> [YOUR OBJECTIVE]:
Set each record down exactly, excluding all images.

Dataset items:
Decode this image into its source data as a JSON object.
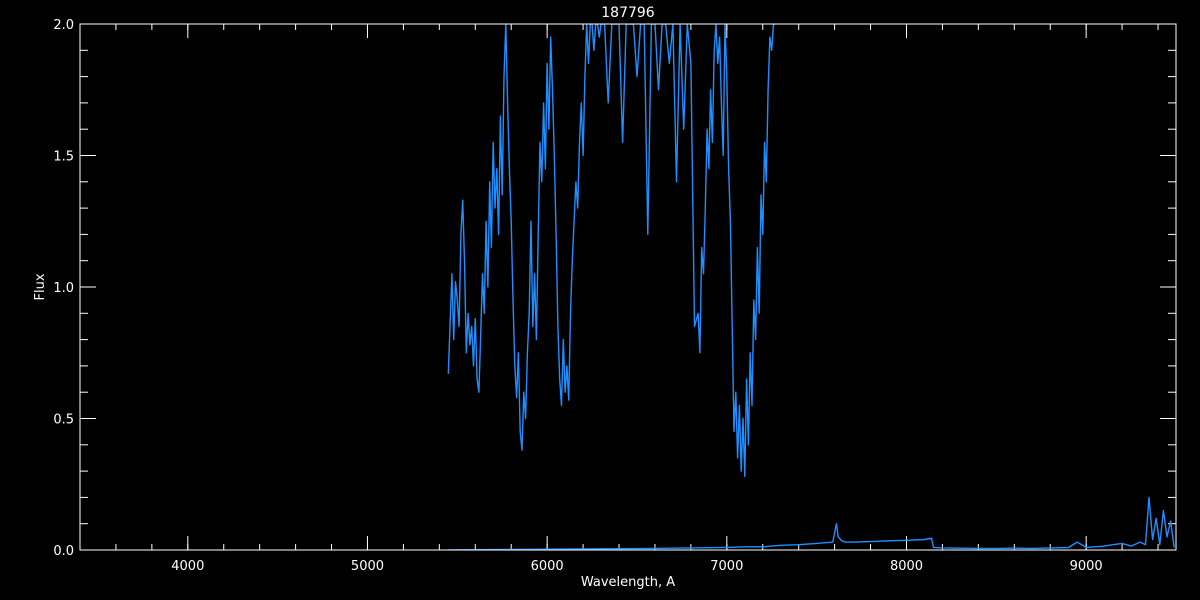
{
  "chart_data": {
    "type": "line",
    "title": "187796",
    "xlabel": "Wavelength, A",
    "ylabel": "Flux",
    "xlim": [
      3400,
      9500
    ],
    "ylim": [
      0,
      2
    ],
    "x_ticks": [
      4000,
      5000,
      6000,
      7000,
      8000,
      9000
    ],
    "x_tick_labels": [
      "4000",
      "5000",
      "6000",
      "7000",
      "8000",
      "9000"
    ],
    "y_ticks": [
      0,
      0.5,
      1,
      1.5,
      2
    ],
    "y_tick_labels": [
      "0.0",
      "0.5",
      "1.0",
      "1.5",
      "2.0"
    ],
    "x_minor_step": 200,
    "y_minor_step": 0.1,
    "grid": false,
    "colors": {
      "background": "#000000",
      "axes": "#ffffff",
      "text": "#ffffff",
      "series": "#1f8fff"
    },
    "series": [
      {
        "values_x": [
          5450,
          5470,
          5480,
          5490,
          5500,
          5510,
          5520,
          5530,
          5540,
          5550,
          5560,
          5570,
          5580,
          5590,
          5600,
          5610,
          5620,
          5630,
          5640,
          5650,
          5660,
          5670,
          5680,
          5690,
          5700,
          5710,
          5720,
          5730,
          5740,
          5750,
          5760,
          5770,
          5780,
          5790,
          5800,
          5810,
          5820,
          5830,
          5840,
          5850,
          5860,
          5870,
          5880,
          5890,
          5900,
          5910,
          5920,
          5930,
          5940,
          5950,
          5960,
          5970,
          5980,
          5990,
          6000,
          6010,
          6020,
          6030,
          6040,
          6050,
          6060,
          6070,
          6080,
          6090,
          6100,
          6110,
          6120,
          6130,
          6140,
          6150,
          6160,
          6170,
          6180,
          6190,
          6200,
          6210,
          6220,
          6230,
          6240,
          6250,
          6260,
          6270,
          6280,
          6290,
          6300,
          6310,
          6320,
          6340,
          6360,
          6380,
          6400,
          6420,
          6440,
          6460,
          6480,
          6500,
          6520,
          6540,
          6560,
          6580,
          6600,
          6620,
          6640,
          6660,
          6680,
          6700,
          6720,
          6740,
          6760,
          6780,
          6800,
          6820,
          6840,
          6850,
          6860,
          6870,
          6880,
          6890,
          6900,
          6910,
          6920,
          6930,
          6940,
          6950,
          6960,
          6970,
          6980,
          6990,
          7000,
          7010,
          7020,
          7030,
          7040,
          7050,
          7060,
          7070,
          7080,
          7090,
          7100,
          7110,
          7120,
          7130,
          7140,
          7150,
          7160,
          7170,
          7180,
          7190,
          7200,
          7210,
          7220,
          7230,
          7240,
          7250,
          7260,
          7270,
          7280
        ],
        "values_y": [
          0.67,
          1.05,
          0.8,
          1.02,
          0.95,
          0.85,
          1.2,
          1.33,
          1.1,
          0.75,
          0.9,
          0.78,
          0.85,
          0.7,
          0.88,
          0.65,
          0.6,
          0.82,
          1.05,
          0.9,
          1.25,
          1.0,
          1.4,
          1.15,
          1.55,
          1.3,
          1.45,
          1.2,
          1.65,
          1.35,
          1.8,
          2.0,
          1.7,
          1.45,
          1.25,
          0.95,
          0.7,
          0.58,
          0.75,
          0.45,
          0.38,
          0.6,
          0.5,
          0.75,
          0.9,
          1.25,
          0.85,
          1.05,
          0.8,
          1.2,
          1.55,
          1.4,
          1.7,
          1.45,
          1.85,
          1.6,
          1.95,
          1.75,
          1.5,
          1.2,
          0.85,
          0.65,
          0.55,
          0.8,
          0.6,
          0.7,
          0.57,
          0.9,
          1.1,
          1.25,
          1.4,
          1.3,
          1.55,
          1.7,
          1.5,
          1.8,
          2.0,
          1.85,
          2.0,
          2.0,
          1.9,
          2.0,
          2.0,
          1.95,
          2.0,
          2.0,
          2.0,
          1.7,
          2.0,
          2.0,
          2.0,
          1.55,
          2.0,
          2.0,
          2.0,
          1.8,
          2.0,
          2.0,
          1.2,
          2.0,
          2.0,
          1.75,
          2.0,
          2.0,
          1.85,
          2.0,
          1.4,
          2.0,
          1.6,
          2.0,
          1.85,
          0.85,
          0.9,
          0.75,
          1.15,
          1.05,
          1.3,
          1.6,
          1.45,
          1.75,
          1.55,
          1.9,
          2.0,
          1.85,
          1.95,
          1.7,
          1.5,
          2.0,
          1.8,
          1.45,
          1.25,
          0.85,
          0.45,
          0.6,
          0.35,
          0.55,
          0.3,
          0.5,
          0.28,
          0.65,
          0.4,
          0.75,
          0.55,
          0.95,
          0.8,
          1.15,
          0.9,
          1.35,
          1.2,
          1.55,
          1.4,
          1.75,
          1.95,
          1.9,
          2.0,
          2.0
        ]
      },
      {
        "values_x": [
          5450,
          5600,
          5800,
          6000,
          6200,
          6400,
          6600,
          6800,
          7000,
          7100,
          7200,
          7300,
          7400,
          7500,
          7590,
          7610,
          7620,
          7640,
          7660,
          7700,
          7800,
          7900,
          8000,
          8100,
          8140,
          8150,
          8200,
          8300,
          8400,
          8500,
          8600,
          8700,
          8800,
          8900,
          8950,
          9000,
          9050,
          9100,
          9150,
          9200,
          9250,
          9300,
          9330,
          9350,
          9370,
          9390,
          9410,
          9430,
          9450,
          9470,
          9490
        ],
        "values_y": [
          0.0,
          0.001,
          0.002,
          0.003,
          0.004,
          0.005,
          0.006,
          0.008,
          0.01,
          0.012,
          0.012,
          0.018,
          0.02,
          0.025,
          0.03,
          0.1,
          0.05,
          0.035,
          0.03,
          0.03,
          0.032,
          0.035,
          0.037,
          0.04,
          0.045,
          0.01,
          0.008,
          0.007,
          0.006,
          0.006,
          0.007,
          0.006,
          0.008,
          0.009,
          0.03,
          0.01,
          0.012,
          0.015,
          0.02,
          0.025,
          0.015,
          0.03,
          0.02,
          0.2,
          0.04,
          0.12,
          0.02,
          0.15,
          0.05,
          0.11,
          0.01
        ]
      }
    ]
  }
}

> [ANSWER TO THIS TASK]:
Decode this image into its source data as a JSON object.
{
  "chart_data": {
    "type": "line",
    "title": "187796",
    "xlabel": "Wavelength, A",
    "ylabel": "Flux",
    "xlim": [
      3400,
      9500
    ],
    "ylim": [
      0,
      2
    ],
    "x_ticks": [
      4000,
      5000,
      6000,
      7000,
      8000,
      9000
    ],
    "x_tick_labels": [
      "4000",
      "5000",
      "6000",
      "7000",
      "8000",
      "9000"
    ],
    "y_ticks": [
      0,
      0.5,
      1,
      1.5,
      2
    ],
    "y_tick_labels": [
      "0.0",
      "0.5",
      "1.0",
      "1.5",
      "2.0"
    ],
    "x_minor_step": 200,
    "y_minor_step": 0.1,
    "grid": false,
    "colors": {
      "background": "#000000",
      "axes": "#ffffff",
      "text": "#ffffff",
      "series": "#1f8fff"
    },
    "series": [
      {
        "values_x": [
          5450,
          5470,
          5480,
          5490,
          5500,
          5510,
          5520,
          5530,
          5540,
          5550,
          5560,
          5570,
          5580,
          5590,
          5600,
          5610,
          5620,
          5630,
          5640,
          5650,
          5660,
          5670,
          5680,
          5690,
          5700,
          5710,
          5720,
          5730,
          5740,
          5750,
          5760,
          5770,
          5780,
          5790,
          5800,
          5810,
          5820,
          5830,
          5840,
          5850,
          5860,
          5870,
          5880,
          5890,
          5900,
          5910,
          5920,
          5930,
          5940,
          5950,
          5960,
          5970,
          5980,
          5990,
          6000,
          6010,
          6020,
          6030,
          6040,
          6050,
          6060,
          6070,
          6080,
          6090,
          6100,
          6110,
          6120,
          6130,
          6140,
          6150,
          6160,
          6170,
          6180,
          6190,
          6200,
          6210,
          6220,
          6230,
          6240,
          6250,
          6260,
          6270,
          6280,
          6290,
          6300,
          6310,
          6320,
          6340,
          6360,
          6380,
          6400,
          6420,
          6440,
          6460,
          6480,
          6500,
          6520,
          6540,
          6560,
          6580,
          6600,
          6620,
          6640,
          6660,
          6680,
          6700,
          6720,
          6740,
          6760,
          6780,
          6800,
          6820,
          6840,
          6850,
          6860,
          6870,
          6880,
          6890,
          6900,
          6910,
          6920,
          6930,
          6940,
          6950,
          6960,
          6970,
          6980,
          6990,
          7000,
          7010,
          7020,
          7030,
          7040,
          7050,
          7060,
          7070,
          7080,
          7090,
          7100,
          7110,
          7120,
          7130,
          7140,
          7150,
          7160,
          7170,
          7180,
          7190,
          7200,
          7210,
          7220,
          7230,
          7240,
          7250,
          7260,
          7270,
          7280
        ],
        "values_y": [
          0.67,
          1.05,
          0.8,
          1.02,
          0.95,
          0.85,
          1.2,
          1.33,
          1.1,
          0.75,
          0.9,
          0.78,
          0.85,
          0.7,
          0.88,
          0.65,
          0.6,
          0.82,
          1.05,
          0.9,
          1.25,
          1.0,
          1.4,
          1.15,
          1.55,
          1.3,
          1.45,
          1.2,
          1.65,
          1.35,
          1.8,
          2.0,
          1.7,
          1.45,
          1.25,
          0.95,
          0.7,
          0.58,
          0.75,
          0.45,
          0.38,
          0.6,
          0.5,
          0.75,
          0.9,
          1.25,
          0.85,
          1.05,
          0.8,
          1.2,
          1.55,
          1.4,
          1.7,
          1.45,
          1.85,
          1.6,
          1.95,
          1.75,
          1.5,
          1.2,
          0.85,
          0.65,
          0.55,
          0.8,
          0.6,
          0.7,
          0.57,
          0.9,
          1.1,
          1.25,
          1.4,
          1.3,
          1.55,
          1.7,
          1.5,
          1.8,
          2.0,
          1.85,
          2.0,
          2.0,
          1.9,
          2.0,
          2.0,
          1.95,
          2.0,
          2.0,
          2.0,
          1.7,
          2.0,
          2.0,
          2.0,
          1.55,
          2.0,
          2.0,
          2.0,
          1.8,
          2.0,
          2.0,
          1.2,
          2.0,
          2.0,
          1.75,
          2.0,
          2.0,
          1.85,
          2.0,
          1.4,
          2.0,
          1.6,
          2.0,
          1.85,
          0.85,
          0.9,
          0.75,
          1.15,
          1.05,
          1.3,
          1.6,
          1.45,
          1.75,
          1.55,
          1.9,
          2.0,
          1.85,
          1.95,
          1.7,
          1.5,
          2.0,
          1.8,
          1.45,
          1.25,
          0.85,
          0.45,
          0.6,
          0.35,
          0.55,
          0.3,
          0.5,
          0.28,
          0.65,
          0.4,
          0.75,
          0.55,
          0.95,
          0.8,
          1.15,
          0.9,
          1.35,
          1.2,
          1.55,
          1.4,
          1.75,
          1.95,
          1.9,
          2.0,
          2.0
        ]
      },
      {
        "values_x": [
          5450,
          5600,
          5800,
          6000,
          6200,
          6400,
          6600,
          6800,
          7000,
          7100,
          7200,
          7300,
          7400,
          7500,
          7590,
          7610,
          7620,
          7640,
          7660,
          7700,
          7800,
          7900,
          8000,
          8100,
          8140,
          8150,
          8200,
          8300,
          8400,
          8500,
          8600,
          8700,
          8800,
          8900,
          8950,
          9000,
          9050,
          9100,
          9150,
          9200,
          9250,
          9300,
          9330,
          9350,
          9370,
          9390,
          9410,
          9430,
          9450,
          9470,
          9490
        ],
        "values_y": [
          0.0,
          0.001,
          0.002,
          0.003,
          0.004,
          0.005,
          0.006,
          0.008,
          0.01,
          0.012,
          0.012,
          0.018,
          0.02,
          0.025,
          0.03,
          0.1,
          0.05,
          0.035,
          0.03,
          0.03,
          0.032,
          0.035,
          0.037,
          0.04,
          0.045,
          0.01,
          0.008,
          0.007,
          0.006,
          0.006,
          0.007,
          0.006,
          0.008,
          0.009,
          0.03,
          0.01,
          0.012,
          0.015,
          0.02,
          0.025,
          0.015,
          0.03,
          0.02,
          0.2,
          0.04,
          0.12,
          0.02,
          0.15,
          0.05,
          0.11,
          0.01
        ]
      }
    ]
  }
}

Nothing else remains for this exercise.